### Task prompt:
Check every line below for the word "равно" and show those that hold it.

====

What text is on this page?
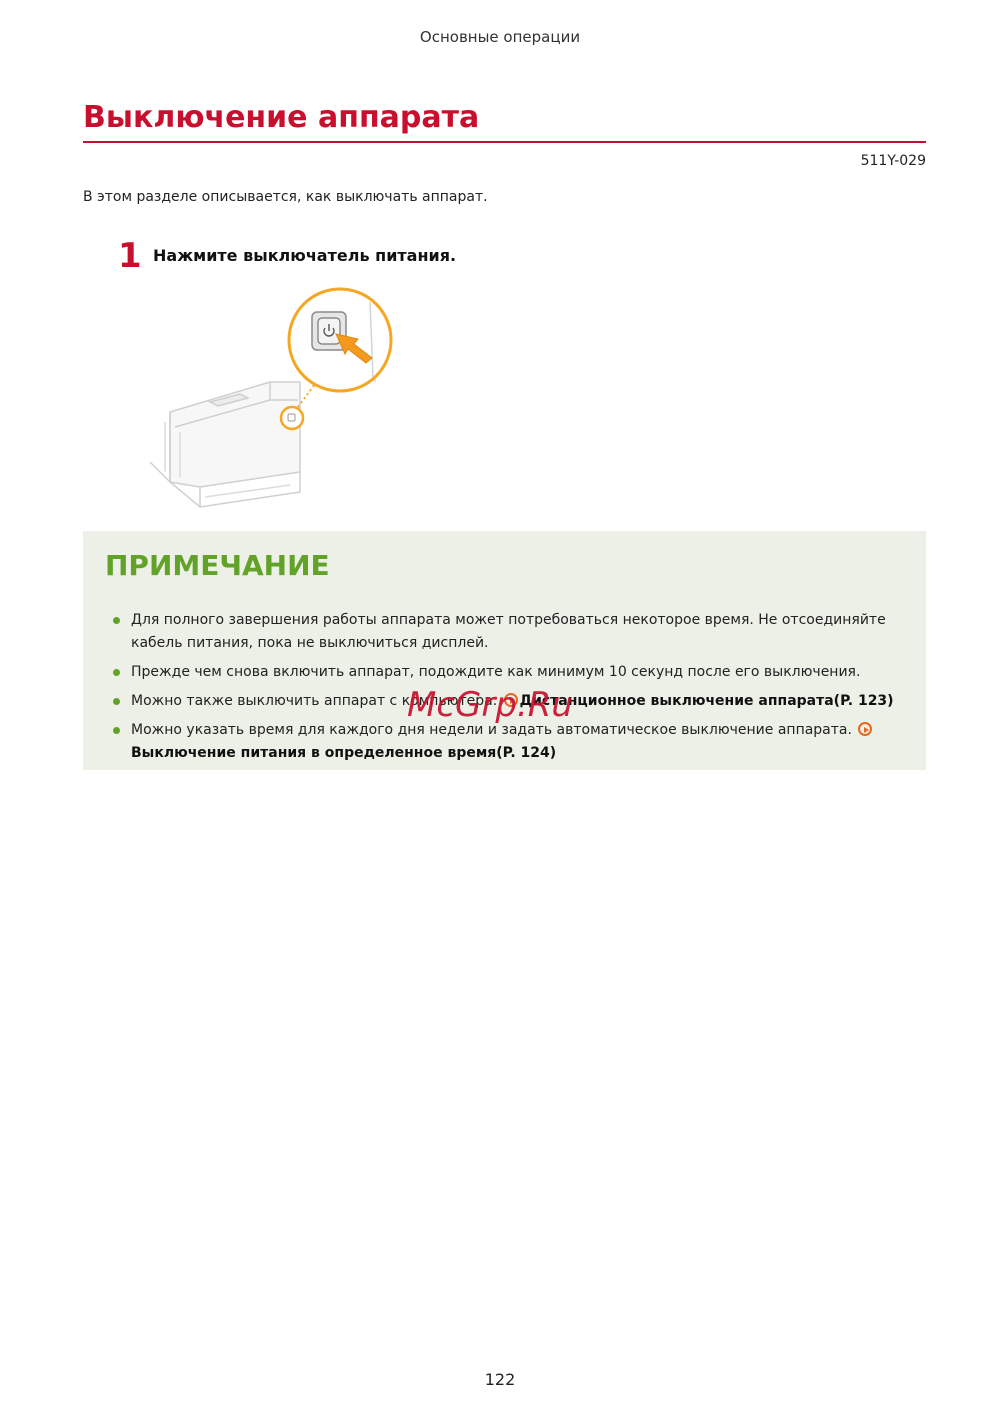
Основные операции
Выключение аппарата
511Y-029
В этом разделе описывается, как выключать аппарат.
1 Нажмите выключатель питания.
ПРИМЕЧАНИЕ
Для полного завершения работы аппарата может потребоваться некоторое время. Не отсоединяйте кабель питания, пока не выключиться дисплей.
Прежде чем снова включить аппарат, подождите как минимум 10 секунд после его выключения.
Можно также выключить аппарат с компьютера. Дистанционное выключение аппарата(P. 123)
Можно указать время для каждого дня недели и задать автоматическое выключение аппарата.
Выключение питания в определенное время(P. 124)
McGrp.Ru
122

====

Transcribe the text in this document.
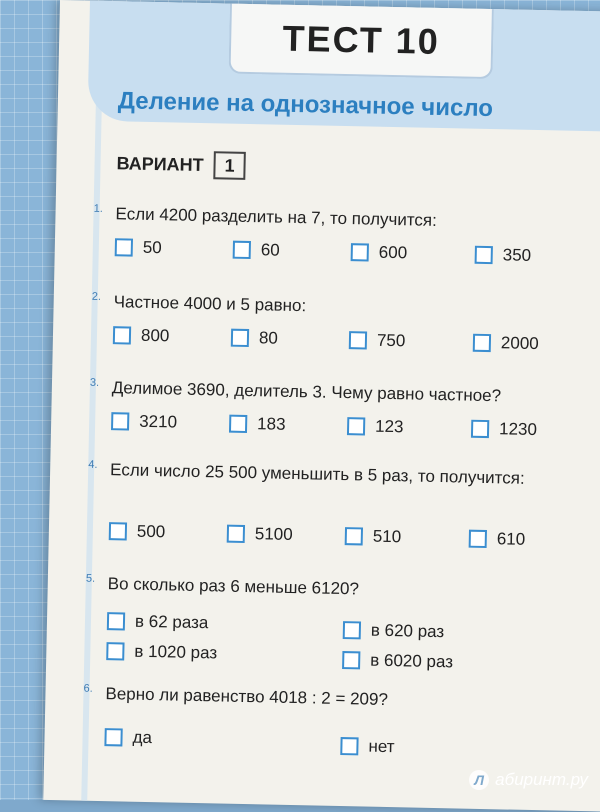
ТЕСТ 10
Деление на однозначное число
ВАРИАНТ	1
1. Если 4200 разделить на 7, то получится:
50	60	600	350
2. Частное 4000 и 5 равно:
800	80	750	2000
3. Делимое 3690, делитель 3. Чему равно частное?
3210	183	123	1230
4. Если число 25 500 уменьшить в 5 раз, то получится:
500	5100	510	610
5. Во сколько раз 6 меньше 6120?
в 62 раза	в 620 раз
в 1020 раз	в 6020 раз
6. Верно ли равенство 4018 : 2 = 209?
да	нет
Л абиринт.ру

====

### The solution:
2. Частное 4000 и 5 равно:
3. Делимое 3690, делитель 3. Чему равно частное?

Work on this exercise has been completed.